La CEPC a été interrogée à propos d'une convention annuelle conclue entre un fournisseur et un distributeur prévoyant le versement d'une remise de fin d'année (RFA) dans l'hypothèse où le distributeur aurait atteint un certain seuil de chiffre d'affaires fixé dans le contrat.

 

Dans l'hypothèse soumise à la CEPC le distributeur n'a pas atteint en fin d'année le seuil de chiffre d'affaires mais s'est quand même vue accorder la RFA.

 

Deux questions sont posées à la CEPC :

  • cette RFA constitue t'elle une « marge arrière interdite par l'article L442-6,II du code de commerce » ?
  • existe t'il un seuil de tolérance permettant d'accorder des RFA quand bien même les conditions de son versement ne seraient pas remplies ?

 

La CEPC considère que sous réserve d'y consentir librement, en l'absence de toute contrainte ou pression du distributeur, le fournisseur peut consentir au paiement total ou partiel de la RFA au motif d'une réalisation partielle des objectifs de chiffre d'affaires fixés, si le de bonne foi, le distributeur a tout mis en œuvre pour aboutir au résultat défini.

--- Données fournies ---
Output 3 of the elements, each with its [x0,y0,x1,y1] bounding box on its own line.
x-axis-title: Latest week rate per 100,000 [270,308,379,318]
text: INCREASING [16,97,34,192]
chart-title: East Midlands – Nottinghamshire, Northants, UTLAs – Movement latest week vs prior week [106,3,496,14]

--- Énoncé du problème ---
Selon l'extrait à lire, quelle condition la convention annuelle posait-elle au versement de la remise de fin d'année ?

--- Réponse rédigée ---
Le distributeur devait atteindre un certain seuil de chiffre d'affaires fixé dans le contrat.